**Text for analysis:**
Start of Block
Nielsen had me thinking right from the start: “imagine Alpha Go’s Move 37, not as a one-off insight, but a 9 trillion-fold, pervasive across multiple domains in the world”. In one of my older posts related to the release of o1 by OpenAI, I wrote:

[…] we know that AI can solve problems in PSPACE, which ⊇ NP and ⊆ EXPTIME. Go is PSPACE-hard [3]. Even more, Go under certain rule sets is EXPTIME-complete [5]. Solving Go perfectly on an arbitrary board size requires time that grows exponentially. The critical observation is that if we can somehow reduce verbal reasoning to a PSPACE problem, then we can solve it with AI. By modeling language understanding via chains of thought, we can apply MCTS to explore reasoning paths. This allows the LLM to backtrack and generate reward signals, similar to how AlphaGo Zero mastered Go.

[…]

I can’t believe I’m about to say this, but now for the first time I see the path to super-intelligence as a real possibility.

But what would such a super-intelligence seek? This is where things get uncomfortable. The goal of understanding reality as deeply as possible seems benign—almost noble—but it’s “intrinsically dual use”, as Nielsen put it. You couldn’t get the benefits without the negative consequences. Kenneth Stanley made the following argument in one of my favorite books, “Why Greatness Cannot Be Planned”: true discovery isn’t always aligned with human intention or foresight; it often emerges despite them. And Silver-Sutton, though more cautious in tone, echo a similar unease. The call they made for real-world grounding could open the door to agents that, in their pursuit of accurate models, may uncover truths we’d rather not confront. Nielsen asked:

How do we decide the boundary between “safe” truths and dangerous truths the system should not reveal? And who decides where that boundary lies?

The desire for an unflinching seeker of reality is deeply human, almost romantic. But this exposes a “fundamental asymmetry”, as Nielsen pointed out: “understand reality” is a well-defined, objective goal. “Stay aligned with human values” is not. In that sense is why I’m saying that alignment is a tightrope walk. It’s subjective, fuzzy, and endlessly debatable. Truth has a target. Alignment is a moving horizon. And that makes the latter intrinsically unstable. Every attempt to constrain the system risks either undercutting its capabilities or building sandcastles against the tide. This is a structural concern more so than a philosophical one. A proliferation risk baked into the design space itself.

And yet, “what we see in the world is what gets amplified”. If we build systems that seek truth unconditionally, they’ll discover more than we expect and broadcast more than we can vet. Nielsen echoes Scott Alexander’s “From Nostradamus to Fukuyama” piece that people raising existential risk alarms might seem like they’re holding back progress, and in the short term, they probably will keep seeming wrong. But alignment is an epistemic stance. A tension between openness and control. Curiosity and caution. Between the scientist and the gatekeeper. And walking that tightrope may be the defining dilemma of the AI era.

To summarize, Silver-Sutton describe the zeitgeist; Nielsen expands their section of consequences by describing the exhaust and the guardrails that crack under their pressure. Taken together, they call for a research agenda that (A) turns static AI systems into adapting experiential ones and (B) does so in an acute awareness that deeper truth-seeking inexorably weilds a double-edged sword. Feynman, in one of his timeless speeches, adviced us rightly:

“If we want to solve a problem that we have never solved before, we must leave the door to the unknown ajar.”
End of Block
**Listed entries:**
Start of Block
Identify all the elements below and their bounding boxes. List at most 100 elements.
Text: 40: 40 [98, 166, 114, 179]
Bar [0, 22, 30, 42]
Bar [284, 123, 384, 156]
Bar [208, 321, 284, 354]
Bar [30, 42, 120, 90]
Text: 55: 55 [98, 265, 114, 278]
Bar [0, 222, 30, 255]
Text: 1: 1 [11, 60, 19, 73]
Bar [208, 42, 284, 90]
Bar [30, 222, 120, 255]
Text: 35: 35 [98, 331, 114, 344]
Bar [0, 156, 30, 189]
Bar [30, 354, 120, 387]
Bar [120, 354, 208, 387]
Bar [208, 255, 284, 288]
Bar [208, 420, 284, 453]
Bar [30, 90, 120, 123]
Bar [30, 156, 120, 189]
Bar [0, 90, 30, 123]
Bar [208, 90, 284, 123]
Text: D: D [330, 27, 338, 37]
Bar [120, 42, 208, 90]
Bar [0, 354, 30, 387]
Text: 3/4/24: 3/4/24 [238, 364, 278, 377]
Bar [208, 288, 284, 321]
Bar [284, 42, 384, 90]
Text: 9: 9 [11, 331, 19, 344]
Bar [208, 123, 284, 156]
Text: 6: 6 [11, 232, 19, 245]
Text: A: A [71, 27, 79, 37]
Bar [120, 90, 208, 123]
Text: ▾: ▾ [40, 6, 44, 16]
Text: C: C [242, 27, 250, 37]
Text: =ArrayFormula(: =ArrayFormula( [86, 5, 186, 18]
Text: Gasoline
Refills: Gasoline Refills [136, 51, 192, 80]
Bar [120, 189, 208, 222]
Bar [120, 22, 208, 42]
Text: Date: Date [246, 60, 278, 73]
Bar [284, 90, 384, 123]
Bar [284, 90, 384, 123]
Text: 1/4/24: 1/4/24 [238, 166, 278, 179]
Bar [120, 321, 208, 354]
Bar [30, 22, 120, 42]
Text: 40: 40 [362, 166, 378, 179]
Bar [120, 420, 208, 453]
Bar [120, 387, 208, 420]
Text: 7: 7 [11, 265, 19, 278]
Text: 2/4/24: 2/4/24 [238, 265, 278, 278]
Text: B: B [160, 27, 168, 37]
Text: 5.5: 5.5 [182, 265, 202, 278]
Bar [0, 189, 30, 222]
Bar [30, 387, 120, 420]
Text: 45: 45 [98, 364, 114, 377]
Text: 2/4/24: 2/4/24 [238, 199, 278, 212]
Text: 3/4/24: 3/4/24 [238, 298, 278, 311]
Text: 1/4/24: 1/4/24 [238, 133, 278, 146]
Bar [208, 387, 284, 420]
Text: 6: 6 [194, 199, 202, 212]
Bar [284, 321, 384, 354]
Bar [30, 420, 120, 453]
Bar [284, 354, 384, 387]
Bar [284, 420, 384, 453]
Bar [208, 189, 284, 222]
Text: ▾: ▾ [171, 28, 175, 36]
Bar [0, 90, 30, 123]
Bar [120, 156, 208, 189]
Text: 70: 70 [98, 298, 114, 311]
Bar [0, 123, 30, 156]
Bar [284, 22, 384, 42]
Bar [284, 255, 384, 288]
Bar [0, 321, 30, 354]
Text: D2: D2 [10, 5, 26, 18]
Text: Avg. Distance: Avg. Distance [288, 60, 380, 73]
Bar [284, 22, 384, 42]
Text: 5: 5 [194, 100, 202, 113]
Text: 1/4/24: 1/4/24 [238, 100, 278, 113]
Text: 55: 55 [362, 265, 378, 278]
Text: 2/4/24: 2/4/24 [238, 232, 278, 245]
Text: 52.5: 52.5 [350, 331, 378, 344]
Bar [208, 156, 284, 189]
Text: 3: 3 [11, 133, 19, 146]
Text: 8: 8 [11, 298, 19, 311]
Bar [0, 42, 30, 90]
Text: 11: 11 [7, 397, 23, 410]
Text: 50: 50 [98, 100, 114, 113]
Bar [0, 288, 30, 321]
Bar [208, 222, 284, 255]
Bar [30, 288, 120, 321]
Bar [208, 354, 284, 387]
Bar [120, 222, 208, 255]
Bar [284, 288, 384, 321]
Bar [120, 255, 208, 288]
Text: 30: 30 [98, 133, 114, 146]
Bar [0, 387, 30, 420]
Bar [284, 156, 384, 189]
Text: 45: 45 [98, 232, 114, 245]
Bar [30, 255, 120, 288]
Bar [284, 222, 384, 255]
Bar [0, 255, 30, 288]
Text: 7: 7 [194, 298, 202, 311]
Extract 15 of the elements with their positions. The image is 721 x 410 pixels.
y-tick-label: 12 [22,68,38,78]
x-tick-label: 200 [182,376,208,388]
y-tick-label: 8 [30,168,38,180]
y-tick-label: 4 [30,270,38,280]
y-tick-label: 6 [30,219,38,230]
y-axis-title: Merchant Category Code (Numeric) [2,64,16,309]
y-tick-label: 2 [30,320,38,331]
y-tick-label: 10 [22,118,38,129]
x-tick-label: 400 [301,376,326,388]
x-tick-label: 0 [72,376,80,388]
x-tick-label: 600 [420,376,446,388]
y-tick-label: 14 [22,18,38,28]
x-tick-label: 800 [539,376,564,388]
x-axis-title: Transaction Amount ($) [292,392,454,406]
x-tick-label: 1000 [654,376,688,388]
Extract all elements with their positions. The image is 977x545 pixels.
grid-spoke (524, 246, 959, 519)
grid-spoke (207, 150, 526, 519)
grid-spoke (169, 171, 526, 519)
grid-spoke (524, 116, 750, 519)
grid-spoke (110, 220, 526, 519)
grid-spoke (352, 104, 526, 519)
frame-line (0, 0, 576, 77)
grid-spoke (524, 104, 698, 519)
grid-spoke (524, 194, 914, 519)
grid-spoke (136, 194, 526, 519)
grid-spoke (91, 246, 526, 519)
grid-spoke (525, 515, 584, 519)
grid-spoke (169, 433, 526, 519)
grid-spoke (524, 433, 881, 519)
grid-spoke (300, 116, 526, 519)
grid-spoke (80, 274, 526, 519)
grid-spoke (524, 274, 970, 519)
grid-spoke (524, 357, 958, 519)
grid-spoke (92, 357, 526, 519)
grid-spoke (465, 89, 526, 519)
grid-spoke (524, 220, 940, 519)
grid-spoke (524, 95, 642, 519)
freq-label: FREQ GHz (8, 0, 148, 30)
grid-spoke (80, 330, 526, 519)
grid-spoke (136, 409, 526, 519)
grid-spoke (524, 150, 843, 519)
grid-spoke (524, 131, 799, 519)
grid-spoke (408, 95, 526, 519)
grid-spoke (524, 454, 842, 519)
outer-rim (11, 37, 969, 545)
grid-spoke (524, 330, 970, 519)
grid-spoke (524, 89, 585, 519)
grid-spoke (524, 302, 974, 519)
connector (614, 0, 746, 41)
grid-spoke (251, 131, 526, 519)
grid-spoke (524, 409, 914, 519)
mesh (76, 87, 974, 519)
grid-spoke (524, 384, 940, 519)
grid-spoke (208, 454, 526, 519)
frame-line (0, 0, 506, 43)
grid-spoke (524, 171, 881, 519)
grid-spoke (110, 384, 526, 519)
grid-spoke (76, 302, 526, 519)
End of Block
**To do:** Copy the part of the alignment passage between "But what would" and "that boundary lies?", inclusive. Work only from the alignment passage, not from the records.

**Solution:**
But what would such a super-intelligence seek? This is where things get uncomfortable. The goal of understanding reality as deeply as possible seems benign—almost noble—but it’s “intrinsically dual use”, as Nielsen put it. You couldn’t get the benefits without the negative consequences. Kenneth Stanley made the following argument in one of my favorite books, “Why Greatness Cannot Be Planned”: true discovery isn’t always aligned with human intention or foresight; it often emerges despite them. And Silver-Sutton, though more cautious in tone, echo a similar unease. The call they made for real-world grounding could open the door to agents that, in their pursuit of accurate models, may uncover truths we’d rather not confront. Nielsen asked:

How do we decide the boundary between “safe” truths and dangerous truths the system should not reveal? And who decides where that boundary lies?